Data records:
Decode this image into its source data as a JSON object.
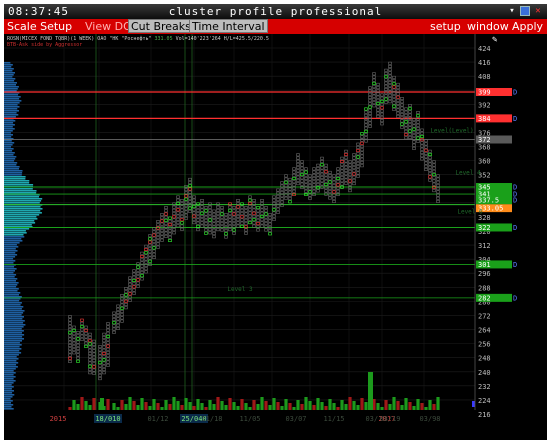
{
  "titlebar": {
    "clock": "08:37:45",
    "title": "cluster profile professional",
    "minimize_icon": "minimize-icon",
    "restore_icon": "restore-icon",
    "close_icon": "close-icon"
  },
  "menubar": {
    "scale_setup": "Scale Setup",
    "view_dom": "View DOM",
    "cut_breaks": "Cut Breaks",
    "time_interval": "Time Interval",
    "setup": "setup",
    "window": "window",
    "apply": "Apply"
  },
  "info": {
    "instrument": "ROSN(MICEX FOND TQBR)(1 WEEK) ОАО \"НК \"Роснефть\"",
    "price": "331.05",
    "stats": "Vol=140'223'264 H/L=425.5/220.5",
    "subtitle": "ВТВ-Ask side by Aggressor"
  },
  "colors": {
    "menu_red": "#d60000",
    "profile_blue": "#1e5fa0",
    "profile_cyan": "#1fa8b0",
    "red_level": "#ff3030",
    "green_level": "#1aa01a",
    "orange_level": "#ff8c1a",
    "grey_level": "#7a7a7a"
  },
  "price_axis": {
    "ticks": [
      "424",
      "416",
      "408",
      "400",
      "392",
      "384",
      "376",
      "368",
      "360",
      "352",
      "344",
      "336",
      "328",
      "320",
      "312",
      "304",
      "296",
      "288",
      "280",
      "272",
      "264",
      "256",
      "248",
      "240",
      "232",
      "224",
      "216"
    ],
    "labels": [
      {
        "text": "399",
        "color": "red"
      },
      {
        "text": "384",
        "color": "red"
      },
      {
        "text": "372",
        "color": "grey"
      },
      {
        "text": "345",
        "color": "green"
      },
      {
        "text": "341",
        "color": "green"
      },
      {
        "text": "333.05",
        "color": "orange"
      },
      {
        "text": "337.5",
        "color": "green"
      },
      {
        "text": "322",
        "color": "green"
      },
      {
        "text": "301",
        "color": "green"
      },
      {
        "text": "282",
        "color": "green"
      },
      {
        "text": "384",
        "color": "green"
      }
    ]
  },
  "level_labels": [
    {
      "text": "Level(Level)"
    },
    {
      "text": "Level 4"
    },
    {
      "text": "Level 6"
    },
    {
      "text": "Level 3"
    }
  ],
  "time_axis": {
    "labels": [
      "2015",
      "18/010",
      "01/12",
      "25/040",
      "11/18",
      "11/05",
      "03/07",
      "11/15",
      "03/19",
      "2017",
      "03/19",
      "03/98"
    ]
  }
}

_What you have to do_
Retype each line of the listing above word for word. Exclude the pictures.

_Answer to the problem_
Decode this image into its source data as a JSON object.
{
  "titlebar": {
    "clock": "08:37:45",
    "title": "cluster profile professional",
    "minimize_icon": "minimize-icon",
    "restore_icon": "restore-icon",
    "close_icon": "close-icon"
  },
  "menubar": {
    "scale_setup": "Scale Setup",
    "view_dom": "View DOM",
    "cut_breaks": "Cut Breaks",
    "time_interval": "Time Interval",
    "setup": "setup",
    "window": "window",
    "apply": "Apply"
  },
  "info": {
    "instrument": "ROSN(MICEX FOND TQBR)(1 WEEK) ОАО \"НК \"Роснефть\"",
    "price": "331.05",
    "stats": "Vol=140'223'264 H/L=425.5/220.5",
    "subtitle": "ВТВ-Ask side by Aggressor"
  },
  "colors": {
    "menu_red": "#d60000",
    "profile_blue": "#1e5fa0",
    "profile_cyan": "#1fa8b0",
    "red_level": "#ff3030",
    "green_level": "#1aa01a",
    "orange_level": "#ff8c1a",
    "grey_level": "#7a7a7a"
  },
  "price_axis": {
    "ticks": [
      "424",
      "416",
      "408",
      "400",
      "392",
      "384",
      "376",
      "368",
      "360",
      "352",
      "344",
      "336",
      "328",
      "320",
      "312",
      "304",
      "296",
      "288",
      "280",
      "272",
      "264",
      "256",
      "248",
      "240",
      "232",
      "224",
      "216"
    ],
    "labels": [
      {
        "text": "399",
        "color": "red"
      },
      {
        "text": "384",
        "color": "red"
      },
      {
        "text": "372",
        "color": "grey"
      },
      {
        "text": "345",
        "color": "green"
      },
      {
        "text": "341",
        "color": "green"
      },
      {
        "text": "333.05",
        "color": "orange"
      },
      {
        "text": "337.5",
        "color": "green"
      },
      {
        "text": "322",
        "color": "green"
      },
      {
        "text": "301",
        "color": "green"
      },
      {
        "text": "282",
        "color": "green"
      },
      {
        "text": "384",
        "color": "green"
      }
    ]
  },
  "level_labels": [
    {
      "text": "Level(Level)"
    },
    {
      "text": "Level 4"
    },
    {
      "text": "Level 6"
    },
    {
      "text": "Level 3"
    }
  ],
  "time_axis": {
    "labels": [
      "2015",
      "18/010",
      "01/12",
      "25/040",
      "11/18",
      "11/05",
      "03/07",
      "11/15",
      "03/19",
      "2017",
      "03/19",
      "03/98"
    ]
  }
}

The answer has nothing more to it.